Please copy each of these lines without any changes.

* Begin PROVIDED INFORMATION *

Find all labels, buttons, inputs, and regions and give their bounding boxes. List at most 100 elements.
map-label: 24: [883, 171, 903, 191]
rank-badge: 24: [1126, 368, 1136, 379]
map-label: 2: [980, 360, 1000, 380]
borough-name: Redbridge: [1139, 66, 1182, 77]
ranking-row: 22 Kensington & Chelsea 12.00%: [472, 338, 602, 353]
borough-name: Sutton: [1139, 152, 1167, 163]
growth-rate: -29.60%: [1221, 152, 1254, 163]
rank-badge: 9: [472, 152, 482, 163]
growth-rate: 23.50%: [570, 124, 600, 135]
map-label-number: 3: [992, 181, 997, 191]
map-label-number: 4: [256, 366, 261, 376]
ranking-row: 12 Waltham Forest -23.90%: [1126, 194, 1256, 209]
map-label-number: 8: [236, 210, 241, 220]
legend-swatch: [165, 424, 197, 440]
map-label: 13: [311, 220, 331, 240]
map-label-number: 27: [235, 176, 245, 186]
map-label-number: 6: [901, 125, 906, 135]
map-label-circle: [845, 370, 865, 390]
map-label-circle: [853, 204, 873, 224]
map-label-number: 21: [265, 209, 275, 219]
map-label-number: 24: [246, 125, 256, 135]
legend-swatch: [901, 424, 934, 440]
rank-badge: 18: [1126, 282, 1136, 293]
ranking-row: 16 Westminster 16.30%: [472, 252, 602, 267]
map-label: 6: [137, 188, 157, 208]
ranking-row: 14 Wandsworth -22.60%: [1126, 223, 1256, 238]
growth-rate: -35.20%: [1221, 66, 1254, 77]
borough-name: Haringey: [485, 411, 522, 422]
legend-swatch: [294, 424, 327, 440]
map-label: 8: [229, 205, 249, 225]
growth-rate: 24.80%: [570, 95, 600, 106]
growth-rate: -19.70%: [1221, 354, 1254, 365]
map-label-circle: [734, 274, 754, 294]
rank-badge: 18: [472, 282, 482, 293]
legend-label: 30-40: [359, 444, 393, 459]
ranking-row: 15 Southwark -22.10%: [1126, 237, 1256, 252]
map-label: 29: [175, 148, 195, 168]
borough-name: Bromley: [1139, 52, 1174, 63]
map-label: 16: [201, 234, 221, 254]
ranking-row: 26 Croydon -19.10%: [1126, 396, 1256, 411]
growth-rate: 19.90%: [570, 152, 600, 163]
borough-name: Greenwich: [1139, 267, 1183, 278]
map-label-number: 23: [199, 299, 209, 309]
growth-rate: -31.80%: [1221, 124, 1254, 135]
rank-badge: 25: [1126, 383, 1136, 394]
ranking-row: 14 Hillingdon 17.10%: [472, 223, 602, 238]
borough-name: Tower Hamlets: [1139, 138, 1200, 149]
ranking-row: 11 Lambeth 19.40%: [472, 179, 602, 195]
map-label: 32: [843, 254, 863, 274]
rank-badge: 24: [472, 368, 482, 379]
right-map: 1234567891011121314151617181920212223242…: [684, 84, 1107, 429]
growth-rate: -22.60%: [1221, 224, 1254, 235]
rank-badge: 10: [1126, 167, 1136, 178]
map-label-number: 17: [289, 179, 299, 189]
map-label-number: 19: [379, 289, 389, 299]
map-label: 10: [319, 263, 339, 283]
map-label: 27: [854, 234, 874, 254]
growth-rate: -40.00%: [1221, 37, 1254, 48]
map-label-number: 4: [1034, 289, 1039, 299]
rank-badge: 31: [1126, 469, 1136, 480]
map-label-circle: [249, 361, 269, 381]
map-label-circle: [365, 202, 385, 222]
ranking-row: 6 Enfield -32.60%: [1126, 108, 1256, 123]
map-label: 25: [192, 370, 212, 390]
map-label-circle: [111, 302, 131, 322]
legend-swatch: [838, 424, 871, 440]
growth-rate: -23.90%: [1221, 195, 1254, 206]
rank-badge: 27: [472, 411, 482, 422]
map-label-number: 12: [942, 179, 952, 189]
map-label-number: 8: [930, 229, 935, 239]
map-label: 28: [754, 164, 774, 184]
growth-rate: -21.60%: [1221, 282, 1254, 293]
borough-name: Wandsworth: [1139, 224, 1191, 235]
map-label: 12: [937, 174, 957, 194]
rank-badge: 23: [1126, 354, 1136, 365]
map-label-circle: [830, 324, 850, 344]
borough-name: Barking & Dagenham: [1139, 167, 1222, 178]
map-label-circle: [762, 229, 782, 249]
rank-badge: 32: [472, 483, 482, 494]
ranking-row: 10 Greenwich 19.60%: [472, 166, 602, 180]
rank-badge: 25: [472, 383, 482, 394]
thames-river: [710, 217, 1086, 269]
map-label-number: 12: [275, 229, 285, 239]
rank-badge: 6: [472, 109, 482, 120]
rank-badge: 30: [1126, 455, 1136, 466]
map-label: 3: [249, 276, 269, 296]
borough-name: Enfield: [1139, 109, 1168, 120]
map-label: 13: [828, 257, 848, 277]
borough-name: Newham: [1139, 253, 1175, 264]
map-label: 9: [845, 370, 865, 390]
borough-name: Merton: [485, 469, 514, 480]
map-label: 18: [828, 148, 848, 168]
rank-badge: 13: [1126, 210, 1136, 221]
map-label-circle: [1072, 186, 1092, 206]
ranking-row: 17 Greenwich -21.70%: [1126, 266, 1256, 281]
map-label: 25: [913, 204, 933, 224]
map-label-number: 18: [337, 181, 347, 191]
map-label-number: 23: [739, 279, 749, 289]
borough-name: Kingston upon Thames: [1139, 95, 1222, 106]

* End PROVIDED INFORMATION *

• **TASK RESPONSE**
Find all labels, buttons, inputs, and regions and give their bounding boxes. List at most 100 elements.
map-label: 24: [883, 171, 903, 191]
rank-badge: 24: [1126, 368, 1136, 379]
map-label: 2: [980, 360, 1000, 380]
borough-name: Redbridge: [1139, 66, 1182, 77]
ranking-row: 22 Kensington & Chelsea 12.00%: [472, 338, 602, 353]
borough-name: Sutton: [1139, 152, 1167, 163]
growth-rate: -29.60%: [1221, 152, 1254, 163]
rank-badge: 9: [472, 152, 482, 163]
growth-rate: 23.50%: [570, 124, 600, 135]
map-label-number: 3: [992, 181, 997, 191]
map-label-number: 4: [256, 366, 261, 376]
ranking-row: 12 Waltham Forest -23.90%: [1126, 194, 1256, 209]
map-label-number: 8: [236, 210, 241, 220]
legend-swatch: [165, 424, 197, 440]
map-label: 13: [311, 220, 331, 240]
map-label-number: 27: [235, 176, 245, 186]
map-label-number: 6: [901, 125, 906, 135]
map-label-circle: [845, 370, 865, 390]
map-label-circle: [853, 204, 873, 224]
map-label-number: 21: [265, 209, 275, 219]
map-label-number: 24: [246, 125, 256, 135]
legend-swatch: [901, 424, 934, 440]
rank-badge: 18: [1126, 282, 1136, 293]
ranking-row: 16 Westminster 16.30%: [472, 252, 602, 267]
map-label: 6: [137, 188, 157, 208]
ranking-row: 14 Wandsworth -22.60%: [1126, 223, 1256, 238]
growth-rate: -35.20%: [1221, 66, 1254, 77]
borough-name: Haringey: [485, 411, 522, 422]
legend-swatch: [294, 424, 327, 440]
map-label: 8: [229, 205, 249, 225]
growth-rate: 24.80%: [570, 95, 600, 106]
growth-rate: -19.70%: [1221, 354, 1254, 365]
map-label-circle: [734, 274, 754, 294]
rank-badge: 18: [472, 282, 482, 293]
legend-label: 30-40: [359, 444, 393, 459]
ranking-row: 15 Southwark -22.10%: [1126, 237, 1256, 252]
map-label: 29: [175, 148, 195, 168]
borough-name: Bromley: [1139, 52, 1174, 63]
map-label: 16: [201, 234, 221, 254]
ranking-row: 26 Croydon -19.10%: [1126, 396, 1256, 411]
growth-rate: 19.90%: [570, 152, 600, 163]
borough-name: Greenwich: [1139, 267, 1183, 278]
map-label-number: 23: [199, 299, 209, 309]
growth-rate: -31.80%: [1221, 124, 1254, 135]
rank-badge: 25: [1126, 383, 1136, 394]
ranking-row: 14 Hillingdon 17.10%: [472, 223, 602, 238]
borough-name: Tower Hamlets: [1139, 138, 1200, 149]
ranking-row: 11 Lambeth 19.40%: [472, 179, 602, 195]
map-label: 32: [843, 254, 863, 274]
rank-badge: 24: [472, 368, 482, 379]
right-map: 1234567891011121314151617181920212223242…: [684, 84, 1107, 429]
growth-rate: -22.60%: [1221, 224, 1254, 235]
rank-badge: 10: [1126, 167, 1136, 178]
map-label-number: 17: [289, 179, 299, 189]
map-label-number: 19: [379, 289, 389, 299]
map-label: 10: [319, 263, 339, 283]
map-label: 27: [854, 234, 874, 254]
growth-rate: -40.00%: [1221, 37, 1254, 48]
map-label-number: 4: [1034, 289, 1039, 299]
rank-badge: 31: [1126, 469, 1136, 480]
map-label-circle: [249, 361, 269, 381]
map-label-circle: [365, 202, 385, 222]
ranking-row: 6 Enfield -32.60%: [1126, 108, 1256, 123]
map-label: 25: [192, 370, 212, 390]
map-label-circle: [111, 302, 131, 322]
legend-swatch: [838, 424, 871, 440]
growth-rate: -23.90%: [1221, 195, 1254, 206]
rank-badge: 27: [472, 411, 482, 422]
map-label-number: 12: [942, 179, 952, 189]
map-label-number: 8: [930, 229, 935, 239]
map-label: 28: [754, 164, 774, 184]
growth-rate: -21.60%: [1221, 282, 1254, 293]
borough-name: Wandsworth: [1139, 224, 1191, 235]
map-label: 12: [937, 174, 957, 194]
rank-badge: 23: [1126, 354, 1136, 365]
map-label-circle: [830, 324, 850, 344]
borough-name: Barking & Dagenham: [1139, 167, 1222, 178]
map-label-circle: [762, 229, 782, 249]
rank-badge: 32: [472, 483, 482, 494]
ranking-row: 10 Greenwich 19.60%: [472, 166, 602, 180]
rank-badge: 25: [472, 383, 482, 394]
thames-river: [710, 217, 1086, 269]
map-label-number: 12: [275, 229, 285, 239]
rank-badge: 6: [472, 109, 482, 120]
rank-badge: 30: [1126, 455, 1136, 466]
map-label: 3: [249, 276, 269, 296]
borough-name: Enfield: [1139, 109, 1168, 120]
map-label: 13: [828, 257, 848, 277]
borough-name: Newham: [1139, 253, 1175, 264]
map-label: 9: [845, 370, 865, 390]
borough-name: Merton: [485, 469, 514, 480]
map-label: 18: [828, 148, 848, 168]
rank-badge: 13: [1126, 210, 1136, 221]
map-label-circle: [1072, 186, 1092, 206]
ranking-row: 17 Greenwich -21.70%: [1126, 266, 1256, 281]
map-label: 25: [913, 204, 933, 224]
map-label-number: 18: [337, 181, 347, 191]
map-label-number: 23: [739, 279, 749, 289]
borough-name: Kingston upon Thames: [1139, 95, 1222, 106]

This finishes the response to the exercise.